>> START

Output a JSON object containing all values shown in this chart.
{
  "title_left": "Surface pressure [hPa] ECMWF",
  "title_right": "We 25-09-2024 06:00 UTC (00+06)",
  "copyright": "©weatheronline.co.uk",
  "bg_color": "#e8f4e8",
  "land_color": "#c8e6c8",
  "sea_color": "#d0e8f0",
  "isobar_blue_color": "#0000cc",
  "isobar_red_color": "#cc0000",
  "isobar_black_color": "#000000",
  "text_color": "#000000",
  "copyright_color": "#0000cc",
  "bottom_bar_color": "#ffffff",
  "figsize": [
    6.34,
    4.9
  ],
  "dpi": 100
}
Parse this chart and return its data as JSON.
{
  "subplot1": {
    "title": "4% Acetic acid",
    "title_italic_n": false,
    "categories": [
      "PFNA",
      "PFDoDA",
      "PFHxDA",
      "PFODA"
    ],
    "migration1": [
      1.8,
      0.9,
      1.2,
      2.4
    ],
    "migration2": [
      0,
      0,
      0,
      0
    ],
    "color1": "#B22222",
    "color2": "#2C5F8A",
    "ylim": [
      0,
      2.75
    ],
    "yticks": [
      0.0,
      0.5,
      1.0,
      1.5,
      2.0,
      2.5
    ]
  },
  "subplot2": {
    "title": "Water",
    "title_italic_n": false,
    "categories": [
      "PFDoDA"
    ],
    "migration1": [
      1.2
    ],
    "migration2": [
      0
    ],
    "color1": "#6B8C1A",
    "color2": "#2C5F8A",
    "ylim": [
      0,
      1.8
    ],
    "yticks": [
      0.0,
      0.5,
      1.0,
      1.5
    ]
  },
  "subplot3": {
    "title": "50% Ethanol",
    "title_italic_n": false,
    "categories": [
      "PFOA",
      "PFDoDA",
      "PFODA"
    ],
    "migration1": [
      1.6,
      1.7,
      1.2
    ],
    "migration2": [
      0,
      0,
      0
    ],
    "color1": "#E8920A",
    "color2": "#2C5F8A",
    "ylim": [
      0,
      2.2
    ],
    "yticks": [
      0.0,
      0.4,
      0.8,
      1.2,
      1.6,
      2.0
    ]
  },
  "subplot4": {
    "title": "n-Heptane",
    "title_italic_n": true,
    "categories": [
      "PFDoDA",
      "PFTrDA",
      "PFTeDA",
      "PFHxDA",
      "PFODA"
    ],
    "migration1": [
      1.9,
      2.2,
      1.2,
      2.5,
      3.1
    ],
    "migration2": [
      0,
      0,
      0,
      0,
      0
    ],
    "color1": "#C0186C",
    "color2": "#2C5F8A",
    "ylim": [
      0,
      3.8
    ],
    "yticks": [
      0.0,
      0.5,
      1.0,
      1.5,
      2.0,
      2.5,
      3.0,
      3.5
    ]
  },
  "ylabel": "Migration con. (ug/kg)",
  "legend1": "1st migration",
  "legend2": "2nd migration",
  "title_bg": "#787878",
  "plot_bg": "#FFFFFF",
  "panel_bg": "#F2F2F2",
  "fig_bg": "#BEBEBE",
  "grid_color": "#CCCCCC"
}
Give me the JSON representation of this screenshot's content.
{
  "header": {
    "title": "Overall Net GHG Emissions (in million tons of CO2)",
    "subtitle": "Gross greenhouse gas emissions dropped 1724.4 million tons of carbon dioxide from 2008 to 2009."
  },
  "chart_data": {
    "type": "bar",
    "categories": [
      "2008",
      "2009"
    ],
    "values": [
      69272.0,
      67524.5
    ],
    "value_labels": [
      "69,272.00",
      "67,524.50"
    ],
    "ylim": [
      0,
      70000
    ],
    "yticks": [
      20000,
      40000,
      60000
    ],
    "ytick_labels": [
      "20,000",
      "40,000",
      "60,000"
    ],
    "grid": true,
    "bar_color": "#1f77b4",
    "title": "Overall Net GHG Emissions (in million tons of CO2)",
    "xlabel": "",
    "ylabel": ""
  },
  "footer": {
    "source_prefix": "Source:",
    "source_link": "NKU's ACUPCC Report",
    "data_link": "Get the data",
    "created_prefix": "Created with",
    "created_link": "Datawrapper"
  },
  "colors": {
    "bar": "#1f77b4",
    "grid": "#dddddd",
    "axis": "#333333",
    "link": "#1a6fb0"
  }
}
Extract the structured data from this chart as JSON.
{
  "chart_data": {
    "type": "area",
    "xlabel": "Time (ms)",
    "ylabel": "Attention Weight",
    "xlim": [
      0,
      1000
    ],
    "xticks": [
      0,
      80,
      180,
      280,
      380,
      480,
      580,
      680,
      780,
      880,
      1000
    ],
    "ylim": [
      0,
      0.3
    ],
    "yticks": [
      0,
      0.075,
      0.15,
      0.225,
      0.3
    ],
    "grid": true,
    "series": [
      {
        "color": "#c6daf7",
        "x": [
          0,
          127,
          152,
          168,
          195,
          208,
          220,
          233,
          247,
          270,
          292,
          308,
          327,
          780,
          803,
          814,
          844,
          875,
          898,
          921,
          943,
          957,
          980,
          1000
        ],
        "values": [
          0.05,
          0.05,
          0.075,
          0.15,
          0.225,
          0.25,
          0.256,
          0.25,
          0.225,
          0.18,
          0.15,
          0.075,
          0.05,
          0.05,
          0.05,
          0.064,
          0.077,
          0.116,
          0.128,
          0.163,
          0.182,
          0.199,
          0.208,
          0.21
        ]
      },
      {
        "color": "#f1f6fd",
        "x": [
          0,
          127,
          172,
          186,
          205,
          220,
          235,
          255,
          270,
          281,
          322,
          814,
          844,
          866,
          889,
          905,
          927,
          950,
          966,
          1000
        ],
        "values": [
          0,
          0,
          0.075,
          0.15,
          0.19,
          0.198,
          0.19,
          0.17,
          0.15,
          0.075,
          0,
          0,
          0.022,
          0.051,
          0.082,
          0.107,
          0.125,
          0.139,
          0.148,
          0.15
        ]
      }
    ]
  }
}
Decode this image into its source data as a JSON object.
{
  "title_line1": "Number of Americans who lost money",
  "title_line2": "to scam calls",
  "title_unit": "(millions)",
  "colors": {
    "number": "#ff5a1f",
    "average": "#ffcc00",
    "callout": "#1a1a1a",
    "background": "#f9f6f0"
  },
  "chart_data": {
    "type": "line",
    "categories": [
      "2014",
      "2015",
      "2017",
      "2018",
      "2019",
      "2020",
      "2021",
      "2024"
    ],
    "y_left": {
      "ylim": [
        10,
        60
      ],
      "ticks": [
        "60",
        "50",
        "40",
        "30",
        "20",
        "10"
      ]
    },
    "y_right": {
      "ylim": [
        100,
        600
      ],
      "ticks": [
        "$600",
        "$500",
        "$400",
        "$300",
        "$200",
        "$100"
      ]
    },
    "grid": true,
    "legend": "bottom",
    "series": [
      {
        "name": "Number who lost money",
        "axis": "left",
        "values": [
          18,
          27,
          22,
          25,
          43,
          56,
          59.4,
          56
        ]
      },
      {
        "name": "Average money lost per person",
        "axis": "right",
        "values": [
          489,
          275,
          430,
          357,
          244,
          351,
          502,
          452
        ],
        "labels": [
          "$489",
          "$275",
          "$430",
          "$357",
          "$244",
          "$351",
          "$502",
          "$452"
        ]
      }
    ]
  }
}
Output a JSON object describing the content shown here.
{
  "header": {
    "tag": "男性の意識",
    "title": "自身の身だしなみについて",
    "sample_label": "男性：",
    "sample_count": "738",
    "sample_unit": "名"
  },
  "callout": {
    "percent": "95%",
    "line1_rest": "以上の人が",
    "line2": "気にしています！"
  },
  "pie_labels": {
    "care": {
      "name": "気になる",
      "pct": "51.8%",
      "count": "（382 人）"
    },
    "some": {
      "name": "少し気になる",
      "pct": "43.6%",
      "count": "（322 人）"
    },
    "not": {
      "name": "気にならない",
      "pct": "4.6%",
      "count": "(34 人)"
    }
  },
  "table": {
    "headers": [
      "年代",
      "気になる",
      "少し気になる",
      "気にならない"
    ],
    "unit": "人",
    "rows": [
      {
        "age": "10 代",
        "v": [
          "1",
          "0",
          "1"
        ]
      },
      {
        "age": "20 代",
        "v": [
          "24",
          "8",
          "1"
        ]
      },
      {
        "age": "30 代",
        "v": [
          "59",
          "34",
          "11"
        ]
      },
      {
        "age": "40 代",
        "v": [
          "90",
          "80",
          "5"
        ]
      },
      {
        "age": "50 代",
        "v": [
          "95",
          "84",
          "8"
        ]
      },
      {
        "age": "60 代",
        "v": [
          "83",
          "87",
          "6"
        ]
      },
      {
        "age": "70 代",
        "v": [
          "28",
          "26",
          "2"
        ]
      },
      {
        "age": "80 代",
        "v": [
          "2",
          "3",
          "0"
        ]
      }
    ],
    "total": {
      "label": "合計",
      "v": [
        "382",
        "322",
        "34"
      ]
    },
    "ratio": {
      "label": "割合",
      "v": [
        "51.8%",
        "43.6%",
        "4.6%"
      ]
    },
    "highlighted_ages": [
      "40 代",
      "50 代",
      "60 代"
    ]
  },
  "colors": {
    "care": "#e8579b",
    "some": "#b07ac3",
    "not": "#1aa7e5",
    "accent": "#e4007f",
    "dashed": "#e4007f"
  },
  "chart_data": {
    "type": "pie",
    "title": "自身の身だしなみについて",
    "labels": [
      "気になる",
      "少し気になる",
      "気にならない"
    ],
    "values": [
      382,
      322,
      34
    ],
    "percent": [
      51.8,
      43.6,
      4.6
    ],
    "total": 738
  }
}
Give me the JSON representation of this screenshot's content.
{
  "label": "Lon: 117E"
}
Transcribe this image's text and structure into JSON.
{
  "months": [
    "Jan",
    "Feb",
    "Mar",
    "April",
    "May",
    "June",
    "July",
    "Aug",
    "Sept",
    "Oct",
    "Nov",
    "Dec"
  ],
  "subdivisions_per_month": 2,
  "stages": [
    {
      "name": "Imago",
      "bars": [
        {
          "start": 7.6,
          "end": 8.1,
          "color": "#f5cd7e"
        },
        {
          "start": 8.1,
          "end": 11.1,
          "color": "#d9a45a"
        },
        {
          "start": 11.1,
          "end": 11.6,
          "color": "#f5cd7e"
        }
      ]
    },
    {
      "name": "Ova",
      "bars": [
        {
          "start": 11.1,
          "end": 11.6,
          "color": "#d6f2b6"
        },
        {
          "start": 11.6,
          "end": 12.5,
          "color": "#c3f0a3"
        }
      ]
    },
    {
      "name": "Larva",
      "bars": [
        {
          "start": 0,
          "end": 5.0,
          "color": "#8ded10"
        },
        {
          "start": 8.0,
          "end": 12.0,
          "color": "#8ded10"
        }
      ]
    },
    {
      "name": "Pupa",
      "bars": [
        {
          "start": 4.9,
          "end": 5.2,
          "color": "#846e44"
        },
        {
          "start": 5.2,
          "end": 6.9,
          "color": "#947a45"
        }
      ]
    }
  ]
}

>> END

WHAT THE TASK REQUIRES: Work out how many lines of the listing above include the word "from". Report only the number.

CORRECT ANSWER: 2